Problem requirements => Could you print all the entries exactly?

Data entries =>

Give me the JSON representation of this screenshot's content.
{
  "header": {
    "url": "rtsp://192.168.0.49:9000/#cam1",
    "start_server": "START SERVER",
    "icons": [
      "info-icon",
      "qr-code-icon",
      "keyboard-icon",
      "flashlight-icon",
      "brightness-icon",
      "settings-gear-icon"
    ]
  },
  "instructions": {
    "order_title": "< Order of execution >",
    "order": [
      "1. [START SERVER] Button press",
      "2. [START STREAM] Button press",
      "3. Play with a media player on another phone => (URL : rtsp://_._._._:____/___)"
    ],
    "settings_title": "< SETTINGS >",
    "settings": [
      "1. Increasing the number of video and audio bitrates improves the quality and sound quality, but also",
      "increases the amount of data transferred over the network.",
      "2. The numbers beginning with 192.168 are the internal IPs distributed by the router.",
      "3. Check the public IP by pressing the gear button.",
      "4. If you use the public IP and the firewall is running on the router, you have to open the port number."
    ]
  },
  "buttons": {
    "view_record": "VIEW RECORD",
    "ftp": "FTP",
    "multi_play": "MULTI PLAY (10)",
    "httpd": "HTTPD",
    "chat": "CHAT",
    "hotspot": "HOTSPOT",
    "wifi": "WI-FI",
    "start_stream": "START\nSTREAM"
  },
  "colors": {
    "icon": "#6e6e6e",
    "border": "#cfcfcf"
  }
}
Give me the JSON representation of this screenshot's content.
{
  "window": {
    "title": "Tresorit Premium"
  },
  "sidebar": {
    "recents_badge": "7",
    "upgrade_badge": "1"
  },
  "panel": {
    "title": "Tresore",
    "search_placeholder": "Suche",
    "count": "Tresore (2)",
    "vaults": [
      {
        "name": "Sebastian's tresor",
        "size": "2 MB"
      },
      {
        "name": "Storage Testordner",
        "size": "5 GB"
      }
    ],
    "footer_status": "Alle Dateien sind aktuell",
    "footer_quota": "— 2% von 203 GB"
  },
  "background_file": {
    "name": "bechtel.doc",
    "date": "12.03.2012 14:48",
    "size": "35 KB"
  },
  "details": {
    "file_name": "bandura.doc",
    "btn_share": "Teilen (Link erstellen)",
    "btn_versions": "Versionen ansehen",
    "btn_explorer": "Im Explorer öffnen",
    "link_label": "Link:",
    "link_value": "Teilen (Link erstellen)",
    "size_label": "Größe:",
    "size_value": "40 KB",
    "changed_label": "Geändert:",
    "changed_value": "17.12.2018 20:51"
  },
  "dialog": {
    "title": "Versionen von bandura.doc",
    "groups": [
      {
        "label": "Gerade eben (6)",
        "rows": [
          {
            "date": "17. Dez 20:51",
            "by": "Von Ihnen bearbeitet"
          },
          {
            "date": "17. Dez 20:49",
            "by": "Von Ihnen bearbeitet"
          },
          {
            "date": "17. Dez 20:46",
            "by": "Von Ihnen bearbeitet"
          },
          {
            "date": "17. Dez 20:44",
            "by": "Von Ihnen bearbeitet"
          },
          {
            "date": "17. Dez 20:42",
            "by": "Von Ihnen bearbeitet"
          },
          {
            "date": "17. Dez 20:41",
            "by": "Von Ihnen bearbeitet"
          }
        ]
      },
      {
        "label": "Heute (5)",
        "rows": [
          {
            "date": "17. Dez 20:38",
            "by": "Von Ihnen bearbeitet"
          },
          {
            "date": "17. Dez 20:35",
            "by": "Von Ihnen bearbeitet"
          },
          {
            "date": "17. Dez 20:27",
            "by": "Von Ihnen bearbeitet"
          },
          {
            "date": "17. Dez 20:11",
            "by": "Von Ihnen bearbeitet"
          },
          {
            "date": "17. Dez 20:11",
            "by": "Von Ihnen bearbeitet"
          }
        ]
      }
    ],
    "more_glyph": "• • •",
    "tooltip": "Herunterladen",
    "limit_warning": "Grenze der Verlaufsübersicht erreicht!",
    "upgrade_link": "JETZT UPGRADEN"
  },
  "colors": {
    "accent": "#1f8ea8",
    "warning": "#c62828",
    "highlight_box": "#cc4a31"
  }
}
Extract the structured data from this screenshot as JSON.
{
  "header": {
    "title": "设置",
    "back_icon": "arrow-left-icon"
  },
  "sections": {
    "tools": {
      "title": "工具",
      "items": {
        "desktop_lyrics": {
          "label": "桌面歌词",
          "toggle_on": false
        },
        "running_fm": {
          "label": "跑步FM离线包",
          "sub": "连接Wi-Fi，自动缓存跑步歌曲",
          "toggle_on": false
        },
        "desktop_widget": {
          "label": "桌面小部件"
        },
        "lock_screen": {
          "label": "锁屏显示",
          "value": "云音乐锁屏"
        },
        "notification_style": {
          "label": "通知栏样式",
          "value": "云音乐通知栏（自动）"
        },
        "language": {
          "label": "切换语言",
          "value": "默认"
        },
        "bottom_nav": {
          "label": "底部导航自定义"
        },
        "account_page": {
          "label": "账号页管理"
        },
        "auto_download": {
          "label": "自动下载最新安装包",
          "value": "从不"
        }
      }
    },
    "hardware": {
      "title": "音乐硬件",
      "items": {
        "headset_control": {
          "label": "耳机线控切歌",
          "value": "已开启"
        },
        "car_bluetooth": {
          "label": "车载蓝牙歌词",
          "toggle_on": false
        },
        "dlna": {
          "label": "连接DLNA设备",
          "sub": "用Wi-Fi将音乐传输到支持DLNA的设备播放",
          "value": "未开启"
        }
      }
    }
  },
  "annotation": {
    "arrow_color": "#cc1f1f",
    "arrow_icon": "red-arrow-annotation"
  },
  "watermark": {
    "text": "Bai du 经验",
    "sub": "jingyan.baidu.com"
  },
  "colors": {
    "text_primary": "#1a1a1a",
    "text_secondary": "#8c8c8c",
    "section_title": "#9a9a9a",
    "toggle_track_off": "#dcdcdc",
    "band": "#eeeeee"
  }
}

Result of the exercise =>
Give me the JSON representation of this screenshot's content.
{
  "header": {
    "url": "rtsp://192.168.0.49:9000/#cam1",
    "start_server": "START SERVER",
    "icons": [
      "info-icon",
      "qr-code-icon",
      "keyboard-icon",
      "flashlight-icon",
      "brightness-icon",
      "settings-gear-icon"
    ]
  },
  "instructions": {
    "order_title": "< Order of execution >",
    "order": [
      "1. [START SERVER] Button press",
      "2. [START STREAM] Button press",
      "3. Play with a media player on another phone => (URL : rtsp://_._._._:____/___)"
    ],
    "settings_title": "< SETTINGS >",
    "settings": [
      "1. Increasing the number of video and audio bitrates improves the quality and sound quality, but also",
      "increases the amount of data transferred over the network.",
      "2. The numbers beginning with 192.168 are the internal IPs distributed by the router.",
      "3. Check the public IP by pressing the gear button.",
      "4. If you use the public IP and the firewall is running on the router, you have to open the port number."
    ]
  },
  "buttons": {
    "view_record": "VIEW RECORD",
    "ftp": "FTP",
    "multi_play": "MULTI PLAY (10)",
    "httpd": "HTTPD",
    "chat": "CHAT",
    "hotspot": "HOTSPOT",
    "wifi": "WI-FI",
    "start_stream": "START\nSTREAM"
  },
  "colors": {
    "icon": "#6e6e6e",
    "border": "#cfcfcf"
  }
}
Give me the JSON representation of this screenshot's content.
{
  "window": {
    "title": "Tresorit Premium"
  },
  "sidebar": {
    "recents_badge": "7",
    "upgrade_badge": "1"
  },
  "panel": {
    "title": "Tresore",
    "search_placeholder": "Suche",
    "count": "Tresore (2)",
    "vaults": [
      {
        "name": "Sebastian's tresor",
        "size": "2 MB"
      },
      {
        "name": "Storage Testordner",
        "size": "5 GB"
      }
    ],
    "footer_status": "Alle Dateien sind aktuell",
    "footer_quota": "— 2% von 203 GB"
  },
  "background_file": {
    "name": "bechtel.doc",
    "date": "12.03.2012 14:48",
    "size": "35 KB"
  },
  "details": {
    "file_name": "bandura.doc",
    "btn_share": "Teilen (Link erstellen)",
    "btn_versions": "Versionen ansehen",
    "btn_explorer": "Im Explorer öffnen",
    "link_label": "Link:",
    "link_value": "Teilen (Link erstellen)",
    "size_label": "Größe:",
    "size_value": "40 KB",
    "changed_label": "Geändert:",
    "changed_value": "17.12.2018 20:51"
  },
  "dialog": {
    "title": "Versionen von bandura.doc",
    "groups": [
      {
        "label": "Gerade eben (6)",
        "rows": [
          {
            "date": "17. Dez 20:51",
            "by": "Von Ihnen bearbeitet"
          },
          {
            "date": "17. Dez 20:49",
            "by": "Von Ihnen bearbeitet"
          },
          {
            "date": "17. Dez 20:46",
            "by": "Von Ihnen bearbeitet"
          },
          {
            "date": "17. Dez 20:44",
            "by": "Von Ihnen bearbeitet"
          },
          {
            "date": "17. Dez 20:42",
            "by": "Von Ihnen bearbeitet"
          },
          {
            "date": "17. Dez 20:41",
            "by": "Von Ihnen bearbeitet"
          }
        ]
      },
      {
        "label": "Heute (5)",
        "rows": [
          {
            "date": "17. Dez 20:38",
            "by": "Von Ihnen bearbeitet"
          },
          {
            "date": "17. Dez 20:35",
            "by": "Von Ihnen bearbeitet"
          },
          {
            "date": "17. Dez 20:27",
            "by": "Von Ihnen bearbeitet"
          },
          {
            "date": "17. Dez 20:11",
            "by": "Von Ihnen bearbeitet"
          },
          {
            "date": "17. Dez 20:11",
            "by": "Von Ihnen bearbeitet"
          }
        ]
      }
    ],
    "more_glyph": "• • •",
    "tooltip": "Herunterladen",
    "limit_warning": "Grenze der Verlaufsübersicht erreicht!",
    "upgrade_link": "JETZT UPGRADEN"
  },
  "colors": {
    "accent": "#1f8ea8",
    "warning": "#c62828",
    "highlight_box": "#cc4a31"
  }
}
Extract the structured data from this screenshot as JSON.
{
  "header": {
    "title": "设置",
    "back_icon": "arrow-left-icon"
  },
  "sections": {
    "tools": {
      "title": "工具",
      "items": {
        "desktop_lyrics": {
          "label": "桌面歌词",
          "toggle_on": false
        },
        "running_fm": {
          "label": "跑步FM离线包",
          "sub": "连接Wi-Fi，自动缓存跑步歌曲",
          "toggle_on": false
        },
        "desktop_widget": {
          "label": "桌面小部件"
        },
        "lock_screen": {
          "label": "锁屏显示",
          "value": "云音乐锁屏"
        },
        "notification_style": {
          "label": "通知栏样式",
          "value": "云音乐通知栏（自动）"
        },
        "language": {
          "label": "切换语言",
          "value": "默认"
        },
        "bottom_nav": {
          "label": "底部导航自定义"
        },
        "account_page": {
          "label": "账号页管理"
        },
        "auto_download": {
          "label": "自动下载最新安装包",
          "value": "从不"
        }
      }
    },
    "hardware": {
      "title": "音乐硬件",
      "items": {
        "headset_control": {
          "label": "耳机线控切歌",
          "value": "已开启"
        },
        "car_bluetooth": {
          "label": "车载蓝牙歌词",
          "toggle_on": false
        },
        "dlna": {
          "label": "连接DLNA设备",
          "sub": "用Wi-Fi将音乐传输到支持DLNA的设备播放",
          "value": "未开启"
        }
      }
    }
  },
  "annotation": {
    "arrow_color": "#cc1f1f",
    "arrow_icon": "red-arrow-annotation"
  },
  "watermark": {
    "text": "Bai du 经验",
    "sub": "jingyan.baidu.com"
  },
  "colors": {
    "text_primary": "#1a1a1a",
    "text_secondary": "#8c8c8c",
    "section_title": "#9a9a9a",
    "toggle_track_off": "#dcdcdc",
    "band": "#eeeeee"
  }
}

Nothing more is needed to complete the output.